_INSTRUCTIONS TO FOLLOW_
Return the entries below in their exact form, leaving the pictures out.

_RECORDS TO PROCESS_
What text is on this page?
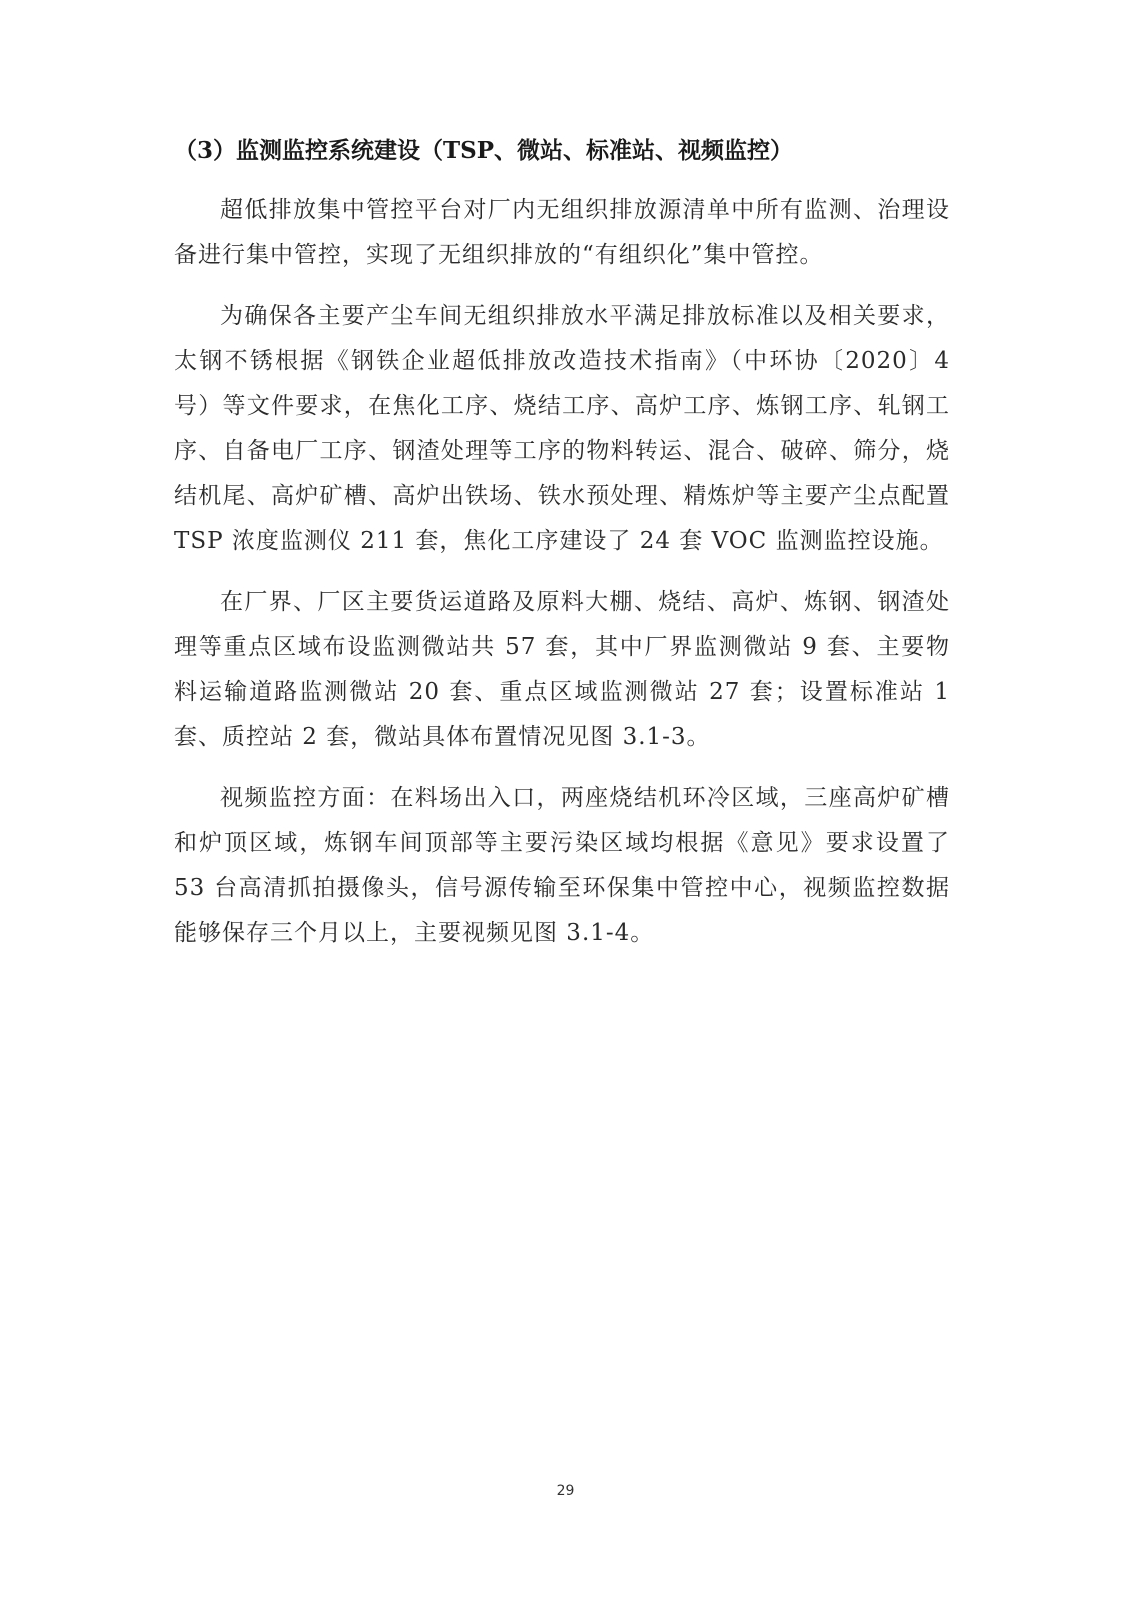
（3）监测监控系统建设（TSP、微站、标准站、视频监控）

超低排放集中管控平台对厂内无组织排放源清单中所有监测、治理设备进行集中管控，实现了无组织排放的“有组织化”集中管控。

为确保各主要产尘车间无组织排放水平满足排放标准以及相关要求，太钢不锈根据《钢铁企业超低排放改造技术指南》（中环协〔2020〕4 号）等文件要求，在焦化工序、烧结工序、高炉工序、炼钢工序、轧钢工序、自备电厂工序、钢渣处理等工序的物料转运、混合、破碎、筛分，烧结机尾、高炉矿槽、高炉出铁场、铁水预处理、精炼炉等主要产尘点配置 TSP 浓度监测仪 211 套，焦化工序建设了 24 套 VOC 监测监控设施。

在厂界、厂区主要货运道路及原料大棚、烧结、高炉、炼钢、钢渣处理等重点区域布设监测微站共 57 套，其中厂界监测微站 9 套、主要物料运输道路监测微站 20 套、重点区域监测微站 27 套；设置标准站 1 套、质控站 2 套，微站具体布置情况见图 3.1-3。

视频监控方面：在料场出入口，两座烧结机环冷区域，三座高炉矿槽和炉顶区域，炼钢车间顶部等主要污染区域均根据《意见》要求设置了 53 台高清抓拍摄像头，信号源传输至环保集中管控中心，视频监控数据能够保存三个月以上，主要视频见图 3.1-4。

29
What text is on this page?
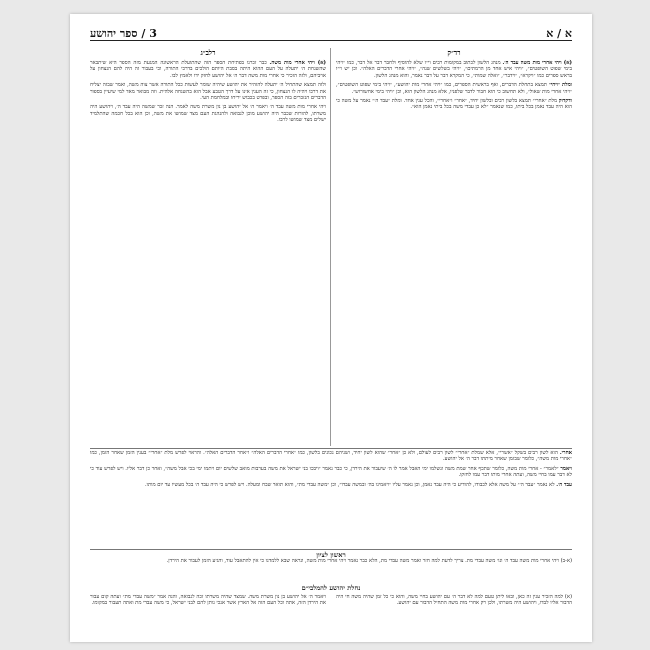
א / א
3 / ספר יהושע
רד״ק

(א) ויהי אחרי מות משה עבד ה׳. מנהג הלשון לכתוב במקומות רבים וי״ו שלא להוסיף ולחבר דבר אל דבר, כמו ״ויהי בימי שפוט השופטים״, ״ויהי איש אחד מן הרמתים״, ״ויהי בשלשים שנה״, ״ויהי אחרי הדברים האלה״. וכן יש וי״ו בראש ספרים כמו ״ויקרא״, ״וידבר״, ״ואלה שמות״, כי המקרא דבר על דבר נאמר, והוא מנהג הלשון.

ומלת ״ויהי״ תמצא בתחלת הדברים, ואף בראשית הספרים, כמו ״ויהי אחרי מות יהושע״, ״ויהי בימי שפוט השופטים״, ״ויהי אחרי מות שאול״, ולא תחשוב כי הוא חבור לדבר שלפניו, אלא מנהג הלשון הוא, וכן ״ויהי בימי אחשורוש״.

ודקדוק מלת ״אחרי״ תמצא בלשון רבים ובלשון יחיד, ״אחר״ ו״אחרי״, והכל ענין אחד. ומלת ״עבד ה׳״ נאמר על משה כי הוא היה עבד נאמן בכל ביתו, כמו שנאמר ״לא כן עבדי משה בכל ביתי נאמן הוא״.

רלב״ג

(א) ויהי אחרי מות משה. כבר זכרנו בפתיחת הספר הזה שהתועלת הראשונה המגעת מזה הספר היא שיתבאר שהשגחת ה׳ יתעלה על העם ההוא היתה בסבת היותם הולכים בדרכי התורה, וכי בעבור זה היה להם הנצחון על אויביהם, ולזה הזכיר כי אחרי מות משה דבר ה׳ אל יהושע לחזק ידו ולאמץ לבו.

ולזה תמצא שהתחיל ה׳ יתעלה להזהיר את יהושע שיהיה שומר לעשות ככל התורה אשר צוה משה, ואמר שבזה יצליח את דרכו ויהיה לו הנצחון, כי זה הענין אינו על דרך הטבע אבל הוא בהשגחה אלהית. וזה מבואר מאד למי שיעיין בספור הדברים הנזכרים בזה הספר, ובפרט בכבוש יריחו ובמלחמת העי.

ויהי אחרי מות משה עבד ה׳ ויאמר ה׳ אל יהושע בן נון משרת משה לאמר. הנה זכר שמשה היה עבד ה׳, ויהושע היה משרתו, להורות שכבר היה יהושע מוכן לנבואה ולהנהגת העם מצד שמושו את משה, וכן הוא בכל חכמה שהתלמיד ישלים מצד שמושו לרבו.

אחרי. הוא לשון רבים בשקל ״אשרי״, אלא שמלת ״אחרי״ לשון רבים לעולם, ולא כן ״אחר״ שהוא לשון יחיד, ושניהם נכונים בלשון, כמו ״אחרי הדברים האלה״ ו״אחר הדברים האלה״. והראוי לפרש מלת ״אחרי״ בענין הזמן שאחר הזמן, כמו ״אחרי מות משה״, כלומר שבזמן שאחר מיתתו דבר ה׳ אל יהושע.

ויאמר ״לאמר״ - אחרי מות משה, כלומר שתכף אחר שמת משה ונשלמו ימי האבל אמר לו ה׳ שיעבור את הירדן, כי כבר נאמר ״ויבכו בני ישראל את משה בערבות מואב שלשים יום ויתמו ימי בכי אבל משה״, ואחר כן דבר אליו. ויש לפרש עוד כי לא דבר עמו בחיי משה, ועתה אחרי מותו דבר עמו לחזקו.

עבד ה׳. לא נאמר ״עבד ה׳״ על משה אלא לכבודו, להודיע כי היה עבד נאמן, וכן נאמר עליו ״ויאמינו בה׳ ובמשה עבדו״, וכן ״משה עבדי מת״, והוא תואר שבח ומעלה. ויש לפרש כי היה עבד ה׳ בכל מעשיו עד יום מותו.

ראשון לציון
(א-ב) ויהי אחרי מות משה עבד ה׳ וגו׳ משה עבדי מת. צריך לדעת למה חזר ואמר משה עבדי מת, הלא כבר נאמר ויהי אחרי מות משה, ונראה שבא ללמדנו כי אין להתאבל עוד, והגיע הזמן לעבור את הירדן.
נחלת יהושע להמלבי״ם
(א) למה הזכיר ענין זה כאן, ובאו ליתן טעם למה לא דבר ה׳ עם יהושע בחיי משה, והוא כי כל זמן שהיה משה חי היה הדבור אליו לבדו, ויהושע היה משרתו, ולכן רק אחרי מות משה התחיל הדבור עם יהושע.
ויאמר ה׳ אל יהושע בן נון משרת משה. שמצד שהיה משרתו זכה לנבואה, והנה אמר ״משה עבדי מת״ ועתה קום עבור את הירדן הזה, אתה וכל העם הזה אל הארץ אשר אנכי נותן להם לבני ישראל, כי משה עבדי מת ואתה תעבור במקומו.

_THE RESULT_
What text is on this page?
（3）监测监控系统建设（TSP、微站、标准站、视频监控）

超低排放集中管控平台对厂内无组织排放源清单中所有监测、治理设备进行集中管控，实现了无组织排放的“有组织化”集中管控。

为确保各主要产尘车间无组织排放水平满足排放标准以及相关要求，太钢不锈根据《钢铁企业超低排放改造技术指南》（中环协〔2020〕4 号）等文件要求，在焦化工序、烧结工序、高炉工序、炼钢工序、轧钢工序、自备电厂工序、钢渣处理等工序的物料转运、混合、破碎、筛分，烧结机尾、高炉矿槽、高炉出铁场、铁水预处理、精炼炉等主要产尘点配置 TSP 浓度监测仪 211 套，焦化工序建设了 24 套 VOC 监测监控设施。

在厂界、厂区主要货运道路及原料大棚、烧结、高炉、炼钢、钢渣处理等重点区域布设监测微站共 57 套，其中厂界监测微站 9 套、主要物料运输道路监测微站 20 套、重点区域监测微站 27 套；设置标准站 1 套、质控站 2 套，微站具体布置情况见图 3.1-3。

视频监控方面：在料场出入口，两座烧结机环冷区域，三座高炉矿槽和炉顶区域，炼钢车间顶部等主要污染区域均根据《意见》要求设置了 53 台高清抓拍摄像头，信号源传输至环保集中管控中心，视频监控数据能够保存三个月以上，主要视频见图 3.1-4。

29
What text is on this page?
א / א
3 / ספר יהושע
רד״ק

(א) ויהי אחרי מות משה עבד ה׳. מנהג הלשון לכתוב במקומות רבים וי״ו שלא להוסיף ולחבר דבר אל דבר, כמו ״ויהי בימי שפוט השופטים״, ״ויהי איש אחד מן הרמתים״, ״ויהי בשלשים שנה״, ״ויהי אחרי הדברים האלה״. וכן יש וי״ו בראש ספרים כמו ״ויקרא״, ״וידבר״, ״ואלה שמות״, כי המקרא דבר על דבר נאמר, והוא מנהג הלשון.

ומלת ״ויהי״ תמצא בתחלת הדברים, ואף בראשית הספרים, כמו ״ויהי אחרי מות יהושע״, ״ויהי בימי שפוט השופטים״, ״ויהי אחרי מות שאול״, ולא תחשוב כי הוא חבור לדבר שלפניו, אלא מנהג הלשון הוא, וכן ״ויהי בימי אחשורוש״.

ודקדוק מלת ״אחרי״ תמצא בלשון רבים ובלשון יחיד, ״אחר״ ו״אחרי״, והכל ענין אחד. ומלת ״עבד ה׳״ נאמר על משה כי הוא היה עבד נאמן בכל ביתו, כמו שנאמר ״לא כן עבדי משה בכל ביתי נאמן הוא״.

רלב״ג

(א) ויהי אחרי מות משה. כבר זכרנו בפתיחת הספר הזה שהתועלת הראשונה המגעת מזה הספר היא שיתבאר שהשגחת ה׳ יתעלה על העם ההוא היתה בסבת היותם הולכים בדרכי התורה, וכי בעבור זה היה להם הנצחון על אויביהם, ולזה הזכיר כי אחרי מות משה דבר ה׳ אל יהושע לחזק ידו ולאמץ לבו.

ולזה תמצא שהתחיל ה׳ יתעלה להזהיר את יהושע שיהיה שומר לעשות ככל התורה אשר צוה משה, ואמר שבזה יצליח את דרכו ויהיה לו הנצחון, כי זה הענין אינו על דרך הטבע אבל הוא בהשגחה אלהית. וזה מבואר מאד למי שיעיין בספור הדברים הנזכרים בזה הספר, ובפרט בכבוש יריחו ובמלחמת העי.

ויהי אחרי מות משה עבד ה׳ ויאמר ה׳ אל יהושע בן נון משרת משה לאמר. הנה זכר שמשה היה עבד ה׳, ויהושע היה משרתו, להורות שכבר היה יהושע מוכן לנבואה ולהנהגת העם מצד שמושו את משה, וכן הוא בכל חכמה שהתלמיד ישלים מצד שמושו לרבו.

אחרי. הוא לשון רבים בשקל ״אשרי״, אלא שמלת ״אחרי״ לשון רבים לעולם, ולא כן ״אחר״ שהוא לשון יחיד, ושניהם נכונים בלשון, כמו ״אחרי הדברים האלה״ ו״אחר הדברים האלה״. והראוי לפרש מלת ״אחרי״ בענין הזמן שאחר הזמן, כמו ״אחרי מות משה״, כלומר שבזמן שאחר מיתתו דבר ה׳ אל יהושע.

ויאמר ״לאמר״ - אחרי מות משה, כלומר שתכף אחר שמת משה ונשלמו ימי האבל אמר לו ה׳ שיעבור את הירדן, כי כבר נאמר ״ויבכו בני ישראל את משה בערבות מואב שלשים יום ויתמו ימי בכי אבל משה״, ואחר כן דבר אליו. ויש לפרש עוד כי לא דבר עמו בחיי משה, ועתה אחרי מותו דבר עמו לחזקו.

עבד ה׳. לא נאמר ״עבד ה׳״ על משה אלא לכבודו, להודיע כי היה עבד נאמן, וכן נאמר עליו ״ויאמינו בה׳ ובמשה עבדו״, וכן ״משה עבדי מת״, והוא תואר שבח ומעלה. ויש לפרש כי היה עבד ה׳ בכל מעשיו עד יום מותו.

ראשון לציון
(א-ב) ויהי אחרי מות משה עבד ה׳ וגו׳ משה עבדי מת. צריך לדעת למה חזר ואמר משה עבדי מת, הלא כבר נאמר ויהי אחרי מות משה, ונראה שבא ללמדנו כי אין להתאבל עוד, והגיע הזמן לעבור את הירדן.
נחלת יהושע להמלבי״ם
(א) למה הזכיר ענין זה כאן, ובאו ליתן טעם למה לא דבר ה׳ עם יהושע בחיי משה, והוא כי כל זמן שהיה משה חי היה הדבור אליו לבדו, ויהושע היה משרתו, ולכן רק אחרי מות משה התחיל הדבור עם יהושע.
ויאמר ה׳ אל יהושע בן נון משרת משה. שמצד שהיה משרתו זכה לנבואה, והנה אמר ״משה עבדי מת״ ועתה קום עבור את הירדן הזה, אתה וכל העם הזה אל הארץ אשר אנכי נותן להם לבני ישראל, כי משה עבדי מת ואתה תעבור במקומו.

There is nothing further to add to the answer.